- What is required -
Identify the lines that contain the word "Allowed", then copy them.

- Entries provided -
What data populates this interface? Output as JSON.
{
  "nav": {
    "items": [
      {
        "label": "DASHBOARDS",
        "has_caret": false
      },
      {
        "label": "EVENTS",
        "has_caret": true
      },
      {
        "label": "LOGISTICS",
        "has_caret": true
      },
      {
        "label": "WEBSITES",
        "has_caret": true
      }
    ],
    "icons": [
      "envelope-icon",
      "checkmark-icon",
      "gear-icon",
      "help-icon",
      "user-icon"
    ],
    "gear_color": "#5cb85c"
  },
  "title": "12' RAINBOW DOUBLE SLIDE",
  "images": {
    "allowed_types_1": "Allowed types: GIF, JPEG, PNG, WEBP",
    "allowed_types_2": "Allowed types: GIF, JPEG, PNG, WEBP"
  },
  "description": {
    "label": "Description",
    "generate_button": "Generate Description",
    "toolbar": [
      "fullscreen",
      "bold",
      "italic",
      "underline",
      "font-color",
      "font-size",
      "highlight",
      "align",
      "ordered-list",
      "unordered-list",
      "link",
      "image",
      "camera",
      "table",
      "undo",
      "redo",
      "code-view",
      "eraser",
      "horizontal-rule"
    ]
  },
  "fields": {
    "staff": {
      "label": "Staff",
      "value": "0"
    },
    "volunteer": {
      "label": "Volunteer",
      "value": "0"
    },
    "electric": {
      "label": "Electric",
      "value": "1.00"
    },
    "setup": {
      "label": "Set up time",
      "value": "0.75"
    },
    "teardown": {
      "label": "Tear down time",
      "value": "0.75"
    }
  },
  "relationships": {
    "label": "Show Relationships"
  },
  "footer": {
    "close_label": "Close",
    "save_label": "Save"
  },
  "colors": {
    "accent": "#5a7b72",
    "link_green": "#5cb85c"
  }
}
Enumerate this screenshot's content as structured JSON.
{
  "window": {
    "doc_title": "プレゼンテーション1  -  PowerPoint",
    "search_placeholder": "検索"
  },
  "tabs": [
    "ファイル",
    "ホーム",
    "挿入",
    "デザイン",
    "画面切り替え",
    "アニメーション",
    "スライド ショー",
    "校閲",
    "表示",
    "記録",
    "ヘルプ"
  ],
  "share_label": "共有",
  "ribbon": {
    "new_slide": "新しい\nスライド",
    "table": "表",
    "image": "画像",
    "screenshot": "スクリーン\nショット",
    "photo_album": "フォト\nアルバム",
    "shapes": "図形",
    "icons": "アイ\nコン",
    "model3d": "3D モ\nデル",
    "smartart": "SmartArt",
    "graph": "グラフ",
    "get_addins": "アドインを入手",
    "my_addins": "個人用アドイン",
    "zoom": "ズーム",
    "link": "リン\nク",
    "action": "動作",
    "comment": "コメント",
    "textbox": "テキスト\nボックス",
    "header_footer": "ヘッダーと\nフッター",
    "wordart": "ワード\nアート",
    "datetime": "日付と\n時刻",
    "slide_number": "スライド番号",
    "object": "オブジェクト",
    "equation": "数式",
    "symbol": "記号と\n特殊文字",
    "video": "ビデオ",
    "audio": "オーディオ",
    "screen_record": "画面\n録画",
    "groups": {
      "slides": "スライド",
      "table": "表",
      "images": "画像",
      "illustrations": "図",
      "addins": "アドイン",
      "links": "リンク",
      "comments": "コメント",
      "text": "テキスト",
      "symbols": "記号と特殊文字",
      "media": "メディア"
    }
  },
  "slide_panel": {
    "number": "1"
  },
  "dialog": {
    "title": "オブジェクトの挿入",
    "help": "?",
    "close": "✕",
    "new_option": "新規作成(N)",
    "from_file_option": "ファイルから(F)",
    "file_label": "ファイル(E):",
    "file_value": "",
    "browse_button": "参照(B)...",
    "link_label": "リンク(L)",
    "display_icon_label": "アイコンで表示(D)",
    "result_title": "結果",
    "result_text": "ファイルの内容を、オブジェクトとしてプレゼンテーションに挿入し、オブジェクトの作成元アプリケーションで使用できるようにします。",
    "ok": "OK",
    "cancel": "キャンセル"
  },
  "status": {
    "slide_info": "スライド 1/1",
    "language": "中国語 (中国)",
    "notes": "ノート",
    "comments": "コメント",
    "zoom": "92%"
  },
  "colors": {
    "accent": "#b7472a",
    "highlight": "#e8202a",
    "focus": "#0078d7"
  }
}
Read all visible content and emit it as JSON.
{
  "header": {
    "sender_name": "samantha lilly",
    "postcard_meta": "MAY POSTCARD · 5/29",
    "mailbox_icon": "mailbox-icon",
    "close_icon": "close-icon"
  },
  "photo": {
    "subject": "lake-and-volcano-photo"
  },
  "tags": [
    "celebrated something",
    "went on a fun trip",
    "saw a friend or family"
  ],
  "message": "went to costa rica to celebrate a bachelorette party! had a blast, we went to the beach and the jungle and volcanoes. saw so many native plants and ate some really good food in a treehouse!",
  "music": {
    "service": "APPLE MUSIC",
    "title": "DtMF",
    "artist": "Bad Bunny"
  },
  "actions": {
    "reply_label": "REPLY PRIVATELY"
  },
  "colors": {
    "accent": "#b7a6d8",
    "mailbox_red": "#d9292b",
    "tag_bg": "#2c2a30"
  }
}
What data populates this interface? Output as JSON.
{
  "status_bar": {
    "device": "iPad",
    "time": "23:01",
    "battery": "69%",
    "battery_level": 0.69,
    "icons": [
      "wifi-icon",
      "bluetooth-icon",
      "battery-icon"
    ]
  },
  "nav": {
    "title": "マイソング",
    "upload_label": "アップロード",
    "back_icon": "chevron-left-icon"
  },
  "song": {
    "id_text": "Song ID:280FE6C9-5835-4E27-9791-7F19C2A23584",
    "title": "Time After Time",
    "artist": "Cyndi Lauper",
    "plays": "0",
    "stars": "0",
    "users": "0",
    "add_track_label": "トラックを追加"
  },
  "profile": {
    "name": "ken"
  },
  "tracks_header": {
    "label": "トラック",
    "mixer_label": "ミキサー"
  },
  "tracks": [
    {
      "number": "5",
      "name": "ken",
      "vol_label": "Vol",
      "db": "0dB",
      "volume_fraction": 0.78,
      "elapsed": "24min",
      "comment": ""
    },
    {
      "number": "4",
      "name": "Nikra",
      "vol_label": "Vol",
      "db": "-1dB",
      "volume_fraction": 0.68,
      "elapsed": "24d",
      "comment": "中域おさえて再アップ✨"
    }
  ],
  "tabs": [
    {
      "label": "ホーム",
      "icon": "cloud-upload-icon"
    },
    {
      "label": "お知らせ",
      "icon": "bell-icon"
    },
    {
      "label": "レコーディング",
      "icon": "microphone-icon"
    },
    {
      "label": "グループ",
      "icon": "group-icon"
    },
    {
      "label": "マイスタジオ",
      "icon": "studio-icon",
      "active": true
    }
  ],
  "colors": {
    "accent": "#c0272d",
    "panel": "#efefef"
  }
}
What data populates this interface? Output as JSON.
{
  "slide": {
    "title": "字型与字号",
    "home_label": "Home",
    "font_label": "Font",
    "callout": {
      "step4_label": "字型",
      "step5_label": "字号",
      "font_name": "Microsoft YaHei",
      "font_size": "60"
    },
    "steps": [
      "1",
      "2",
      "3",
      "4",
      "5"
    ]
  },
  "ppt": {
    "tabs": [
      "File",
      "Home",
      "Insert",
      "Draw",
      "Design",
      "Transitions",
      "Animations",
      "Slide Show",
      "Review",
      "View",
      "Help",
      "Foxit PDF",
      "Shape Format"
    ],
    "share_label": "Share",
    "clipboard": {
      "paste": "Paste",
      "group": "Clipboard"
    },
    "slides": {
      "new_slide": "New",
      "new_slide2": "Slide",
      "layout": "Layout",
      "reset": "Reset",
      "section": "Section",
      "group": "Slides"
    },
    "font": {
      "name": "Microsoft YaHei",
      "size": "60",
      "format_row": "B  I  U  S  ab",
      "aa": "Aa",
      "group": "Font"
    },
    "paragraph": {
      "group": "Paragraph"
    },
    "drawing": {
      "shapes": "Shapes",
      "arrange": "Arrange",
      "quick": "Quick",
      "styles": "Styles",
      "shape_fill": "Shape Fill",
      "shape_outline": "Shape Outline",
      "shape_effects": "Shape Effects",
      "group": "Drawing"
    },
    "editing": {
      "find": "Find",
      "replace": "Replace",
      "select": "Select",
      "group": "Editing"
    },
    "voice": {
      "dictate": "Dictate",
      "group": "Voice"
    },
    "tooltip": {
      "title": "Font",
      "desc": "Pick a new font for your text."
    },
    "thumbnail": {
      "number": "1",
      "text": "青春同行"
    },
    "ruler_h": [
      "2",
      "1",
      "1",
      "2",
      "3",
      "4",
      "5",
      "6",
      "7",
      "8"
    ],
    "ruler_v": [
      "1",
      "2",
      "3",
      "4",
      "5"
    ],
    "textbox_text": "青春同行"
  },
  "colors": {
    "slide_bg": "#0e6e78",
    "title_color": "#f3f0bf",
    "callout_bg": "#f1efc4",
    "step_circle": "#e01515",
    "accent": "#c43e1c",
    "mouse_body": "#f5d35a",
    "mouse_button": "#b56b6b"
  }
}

- Reply to the task -
    "allowed_types_1": "Allowed types: GIF, JPEG, PNG, WEBP",
    "allowed_types_2": "Allowed types: GIF, JPEG, PNG, WEBP"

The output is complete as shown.